Nothing in the records may be left out or altered; reproduce them all exactly.

** Start of Material provided **

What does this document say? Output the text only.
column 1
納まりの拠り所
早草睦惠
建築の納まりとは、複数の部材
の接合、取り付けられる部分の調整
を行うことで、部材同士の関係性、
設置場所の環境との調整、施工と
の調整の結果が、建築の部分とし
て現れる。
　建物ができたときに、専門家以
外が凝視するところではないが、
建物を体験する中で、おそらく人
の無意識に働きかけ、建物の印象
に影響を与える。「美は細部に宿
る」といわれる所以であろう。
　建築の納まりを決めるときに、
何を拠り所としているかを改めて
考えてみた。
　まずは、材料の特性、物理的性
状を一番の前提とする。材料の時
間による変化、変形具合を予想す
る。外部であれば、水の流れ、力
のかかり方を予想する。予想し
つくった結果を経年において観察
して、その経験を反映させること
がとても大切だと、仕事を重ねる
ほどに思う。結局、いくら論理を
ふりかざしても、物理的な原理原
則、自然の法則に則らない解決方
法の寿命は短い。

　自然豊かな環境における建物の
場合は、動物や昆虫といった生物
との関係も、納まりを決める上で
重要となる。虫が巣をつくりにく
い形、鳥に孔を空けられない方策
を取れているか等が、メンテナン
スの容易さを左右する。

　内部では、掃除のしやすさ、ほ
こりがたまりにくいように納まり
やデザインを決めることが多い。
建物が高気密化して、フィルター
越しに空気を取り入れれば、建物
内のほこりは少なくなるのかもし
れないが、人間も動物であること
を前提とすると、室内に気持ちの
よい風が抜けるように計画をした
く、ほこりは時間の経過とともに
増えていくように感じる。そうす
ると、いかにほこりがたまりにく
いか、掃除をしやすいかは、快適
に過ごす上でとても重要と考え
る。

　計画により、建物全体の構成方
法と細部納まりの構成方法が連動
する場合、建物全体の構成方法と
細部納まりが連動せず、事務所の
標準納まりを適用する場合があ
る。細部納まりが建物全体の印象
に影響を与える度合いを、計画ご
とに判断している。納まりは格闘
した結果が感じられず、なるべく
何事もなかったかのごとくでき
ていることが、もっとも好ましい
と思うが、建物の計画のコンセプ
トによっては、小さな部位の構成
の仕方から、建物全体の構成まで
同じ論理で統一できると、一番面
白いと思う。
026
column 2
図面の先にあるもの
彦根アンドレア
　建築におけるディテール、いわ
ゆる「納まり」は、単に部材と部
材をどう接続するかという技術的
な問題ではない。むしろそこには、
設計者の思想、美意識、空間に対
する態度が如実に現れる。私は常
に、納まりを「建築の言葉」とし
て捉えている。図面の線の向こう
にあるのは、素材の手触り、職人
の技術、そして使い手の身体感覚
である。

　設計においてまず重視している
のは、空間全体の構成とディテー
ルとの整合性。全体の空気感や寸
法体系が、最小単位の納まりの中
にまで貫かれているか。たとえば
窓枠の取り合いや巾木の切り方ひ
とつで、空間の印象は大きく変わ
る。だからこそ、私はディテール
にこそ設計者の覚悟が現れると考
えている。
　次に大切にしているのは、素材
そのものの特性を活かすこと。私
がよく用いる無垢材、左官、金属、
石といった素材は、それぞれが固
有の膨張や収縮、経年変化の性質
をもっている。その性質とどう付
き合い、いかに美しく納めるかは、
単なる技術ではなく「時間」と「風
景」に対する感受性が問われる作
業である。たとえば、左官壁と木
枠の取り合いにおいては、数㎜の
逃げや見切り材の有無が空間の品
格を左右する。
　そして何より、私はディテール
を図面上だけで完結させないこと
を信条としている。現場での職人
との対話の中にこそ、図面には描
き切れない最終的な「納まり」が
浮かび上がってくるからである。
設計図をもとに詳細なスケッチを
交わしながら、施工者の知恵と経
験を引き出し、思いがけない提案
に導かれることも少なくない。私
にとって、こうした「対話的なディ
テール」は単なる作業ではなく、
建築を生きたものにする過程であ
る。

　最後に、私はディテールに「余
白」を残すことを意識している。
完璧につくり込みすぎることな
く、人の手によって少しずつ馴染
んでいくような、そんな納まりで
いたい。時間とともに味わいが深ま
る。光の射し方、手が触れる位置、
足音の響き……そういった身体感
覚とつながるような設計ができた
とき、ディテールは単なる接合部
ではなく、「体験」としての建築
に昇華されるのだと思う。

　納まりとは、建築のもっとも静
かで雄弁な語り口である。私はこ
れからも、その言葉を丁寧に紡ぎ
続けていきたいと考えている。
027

** End of Material provided **

**Worked solution**
What does this document say? Output the text only.
column 1
納まりの拠り所
早草睦惠
建築の納まりとは、複数の部材
の接合、取り付けられる部分の調整
を行うことで、部材同士の関係性、
設置場所の環境との調整、施工と
の調整の結果が、建築の部分とし
て現れる。
　建物ができたときに、専門家以
外が凝視するところではないが、
建物を体験する中で、おそらく人
の無意識に働きかけ、建物の印象
に影響を与える。「美は細部に宿
る」といわれる所以であろう。
　建築の納まりを決めるときに、
何を拠り所としているかを改めて
考えてみた。
　まずは、材料の特性、物理的性
状を一番の前提とする。材料の時
間による変化、変形具合を予想す
る。外部であれば、水の流れ、力
のかかり方を予想する。予想し
つくった結果を経年において観察
して、その経験を反映させること
がとても大切だと、仕事を重ねる
ほどに思う。結局、いくら論理を
ふりかざしても、物理的な原理原
則、自然の法則に則らない解決方
法の寿命は短い。

　自然豊かな環境における建物の
場合は、動物や昆虫といった生物
との関係も、納まりを決める上で
重要となる。虫が巣をつくりにく
い形、鳥に孔を空けられない方策
を取れているか等が、メンテナン
スの容易さを左右する。

　内部では、掃除のしやすさ、ほ
こりがたまりにくいように納まり
やデザインを決めることが多い。
建物が高気密化して、フィルター
越しに空気を取り入れれば、建物
内のほこりは少なくなるのかもし
れないが、人間も動物であること
を前提とすると、室内に気持ちの
よい風が抜けるように計画をした
く、ほこりは時間の経過とともに
増えていくように感じる。そうす
ると、いかにほこりがたまりにく
いか、掃除をしやすいかは、快適
に過ごす上でとても重要と考え
る。

　計画により、建物全体の構成方
法と細部納まりの構成方法が連動
する場合、建物全体の構成方法と
細部納まりが連動せず、事務所の
標準納まりを適用する場合があ
る。細部納まりが建物全体の印象
に影響を与える度合いを、計画ご
とに判断している。納まりは格闘
した結果が感じられず、なるべく
何事もなかったかのごとくでき
ていることが、もっとも好ましい
と思うが、建物の計画のコンセプ
トによっては、小さな部位の構成
の仕方から、建物全体の構成まで
同じ論理で統一できると、一番面
白いと思う。
026
column 2
図面の先にあるもの
彦根アンドレア
　建築におけるディテール、いわ
ゆる「納まり」は、単に部材と部
材をどう接続するかという技術的
な問題ではない。むしろそこには、
設計者の思想、美意識、空間に対
する態度が如実に現れる。私は常
に、納まりを「建築の言葉」とし
て捉えている。図面の線の向こう
にあるのは、素材の手触り、職人
の技術、そして使い手の身体感覚
である。

　設計においてまず重視している
のは、空間全体の構成とディテー
ルとの整合性。全体の空気感や寸
法体系が、最小単位の納まりの中
にまで貫かれているか。たとえば
窓枠の取り合いや巾木の切り方ひ
とつで、空間の印象は大きく変わ
る。だからこそ、私はディテール
にこそ設計者の覚悟が現れると考
えている。
　次に大切にしているのは、素材
そのものの特性を活かすこと。私
がよく用いる無垢材、左官、金属、
石といった素材は、それぞれが固
有の膨張や収縮、経年変化の性質
をもっている。その性質とどう付
き合い、いかに美しく納めるかは、
単なる技術ではなく「時間」と「風
景」に対する感受性が問われる作
業である。たとえば、左官壁と木
枠の取り合いにおいては、数㎜の
逃げや見切り材の有無が空間の品
格を左右する。
　そして何より、私はディテール
を図面上だけで完結させないこと
を信条としている。現場での職人
との対話の中にこそ、図面には描
き切れない最終的な「納まり」が
浮かび上がってくるからである。
設計図をもとに詳細なスケッチを
交わしながら、施工者の知恵と経
験を引き出し、思いがけない提案
に導かれることも少なくない。私
にとって、こうした「対話的なディ
テール」は単なる作業ではなく、
建築を生きたものにする過程であ
る。

　最後に、私はディテールに「余
白」を残すことを意識している。
完璧につくり込みすぎることな
く、人の手によって少しずつ馴染
んでいくような、そんな納まりで
いたい。時間とともに味わいが深ま
る。光の射し方、手が触れる位置、
足音の響き……そういった身体感
覚とつながるような設計ができた
とき、ディテールは単なる接合部
ではなく、「体験」としての建築
に昇華されるのだと思う。

　納まりとは、建築のもっとも静
かで雄弁な語り口である。私はこ
れからも、その言葉を丁寧に紡ぎ
続けていきたいと考えている。
027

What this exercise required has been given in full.